_TO DO_
Every line from the one containing "OCR this image." to the final line of the material below must be reproduced exactly; leave out all other lines.

_Rows from a dataset_
** begin **

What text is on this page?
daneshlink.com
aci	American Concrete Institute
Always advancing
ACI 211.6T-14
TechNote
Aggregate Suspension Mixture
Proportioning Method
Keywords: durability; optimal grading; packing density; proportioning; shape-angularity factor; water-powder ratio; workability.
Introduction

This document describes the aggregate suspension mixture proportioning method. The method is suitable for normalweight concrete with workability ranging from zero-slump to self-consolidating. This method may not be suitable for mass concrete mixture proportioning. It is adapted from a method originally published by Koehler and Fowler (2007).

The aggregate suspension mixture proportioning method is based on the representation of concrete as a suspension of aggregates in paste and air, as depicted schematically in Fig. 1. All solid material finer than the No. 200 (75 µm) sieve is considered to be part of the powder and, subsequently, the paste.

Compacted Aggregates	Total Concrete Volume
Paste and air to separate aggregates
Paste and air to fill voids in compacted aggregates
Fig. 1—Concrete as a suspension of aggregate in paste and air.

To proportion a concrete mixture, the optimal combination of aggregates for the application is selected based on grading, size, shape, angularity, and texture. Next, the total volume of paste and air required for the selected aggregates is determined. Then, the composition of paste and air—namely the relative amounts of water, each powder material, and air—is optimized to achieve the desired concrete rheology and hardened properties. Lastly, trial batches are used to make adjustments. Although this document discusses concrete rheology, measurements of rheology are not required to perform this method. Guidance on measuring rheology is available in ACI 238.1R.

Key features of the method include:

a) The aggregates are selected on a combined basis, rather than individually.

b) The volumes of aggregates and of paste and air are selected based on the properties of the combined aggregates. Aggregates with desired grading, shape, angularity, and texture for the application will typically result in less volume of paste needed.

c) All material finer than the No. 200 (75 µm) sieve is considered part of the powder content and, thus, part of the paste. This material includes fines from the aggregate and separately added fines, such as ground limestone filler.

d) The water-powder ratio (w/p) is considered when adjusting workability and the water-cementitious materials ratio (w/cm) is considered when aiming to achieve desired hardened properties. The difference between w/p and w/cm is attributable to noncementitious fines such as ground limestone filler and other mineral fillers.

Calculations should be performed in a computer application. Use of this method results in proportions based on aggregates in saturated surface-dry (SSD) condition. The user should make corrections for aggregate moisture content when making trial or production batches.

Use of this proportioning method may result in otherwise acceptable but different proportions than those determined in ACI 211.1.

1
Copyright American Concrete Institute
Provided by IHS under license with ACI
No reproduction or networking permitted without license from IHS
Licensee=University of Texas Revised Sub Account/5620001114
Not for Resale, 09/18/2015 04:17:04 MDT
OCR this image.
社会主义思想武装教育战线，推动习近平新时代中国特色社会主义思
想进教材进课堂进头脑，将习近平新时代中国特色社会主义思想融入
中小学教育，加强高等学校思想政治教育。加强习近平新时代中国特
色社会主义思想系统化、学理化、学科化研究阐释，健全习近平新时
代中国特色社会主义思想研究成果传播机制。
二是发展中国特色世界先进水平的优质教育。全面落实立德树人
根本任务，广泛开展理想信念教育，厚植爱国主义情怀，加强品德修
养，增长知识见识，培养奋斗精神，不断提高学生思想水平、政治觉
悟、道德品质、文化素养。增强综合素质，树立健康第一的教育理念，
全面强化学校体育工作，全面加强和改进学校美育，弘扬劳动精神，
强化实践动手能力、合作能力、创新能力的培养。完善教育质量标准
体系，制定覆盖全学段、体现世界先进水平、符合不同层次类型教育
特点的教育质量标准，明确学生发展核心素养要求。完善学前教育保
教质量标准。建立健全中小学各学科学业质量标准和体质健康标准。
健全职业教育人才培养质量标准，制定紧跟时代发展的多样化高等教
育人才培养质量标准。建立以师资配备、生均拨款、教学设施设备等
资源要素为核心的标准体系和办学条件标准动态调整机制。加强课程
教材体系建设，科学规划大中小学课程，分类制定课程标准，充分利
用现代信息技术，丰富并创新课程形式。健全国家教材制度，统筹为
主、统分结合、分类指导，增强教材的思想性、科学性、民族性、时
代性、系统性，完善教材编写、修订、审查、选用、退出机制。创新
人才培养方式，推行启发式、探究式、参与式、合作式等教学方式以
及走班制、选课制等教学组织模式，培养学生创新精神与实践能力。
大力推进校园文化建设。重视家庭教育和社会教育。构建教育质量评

** end **

_WRITTEN RESPONSE_
OCR this image.
社会主义思想武装教育战线，推动习近平新时代中国特色社会主义思
想进教材进课堂进头脑，将习近平新时代中国特色社会主义思想融入
中小学教育，加强高等学校思想政治教育。加强习近平新时代中国特
色社会主义思想系统化、学理化、学科化研究阐释，健全习近平新时
代中国特色社会主义思想研究成果传播机制。
二是发展中国特色世界先进水平的优质教育。全面落实立德树人
根本任务，广泛开展理想信念教育，厚植爱国主义情怀，加强品德修
养，增长知识见识，培养奋斗精神，不断提高学生思想水平、政治觉
悟、道德品质、文化素养。增强综合素质，树立健康第一的教育理念，
全面强化学校体育工作，全面加强和改进学校美育，弘扬劳动精神，
强化实践动手能力、合作能力、创新能力的培养。完善教育质量标准
体系，制定覆盖全学段、体现世界先进水平、符合不同层次类型教育
特点的教育质量标准，明确学生发展核心素养要求。完善学前教育保
教质量标准。建立健全中小学各学科学业质量标准和体质健康标准。
健全职业教育人才培养质量标准，制定紧跟时代发展的多样化高等教
育人才培养质量标准。建立以师资配备、生均拨款、教学设施设备等
资源要素为核心的标准体系和办学条件标准动态调整机制。加强课程
教材体系建设，科学规划大中小学课程，分类制定课程标准，充分利
用现代信息技术，丰富并创新课程形式。健全国家教材制度，统筹为
主、统分结合、分类指导，增强教材的思想性、科学性、民族性、时
代性、系统性，完善教材编写、修订、审查、选用、退出机制。创新
人才培养方式，推行启发式、探究式、参与式、合作式等教学方式以
及走班制、选课制等教学组织模式，培养学生创新精神与实践能力。
大力推进校园文化建设。重视家庭教育和社会教育。构建教育质量评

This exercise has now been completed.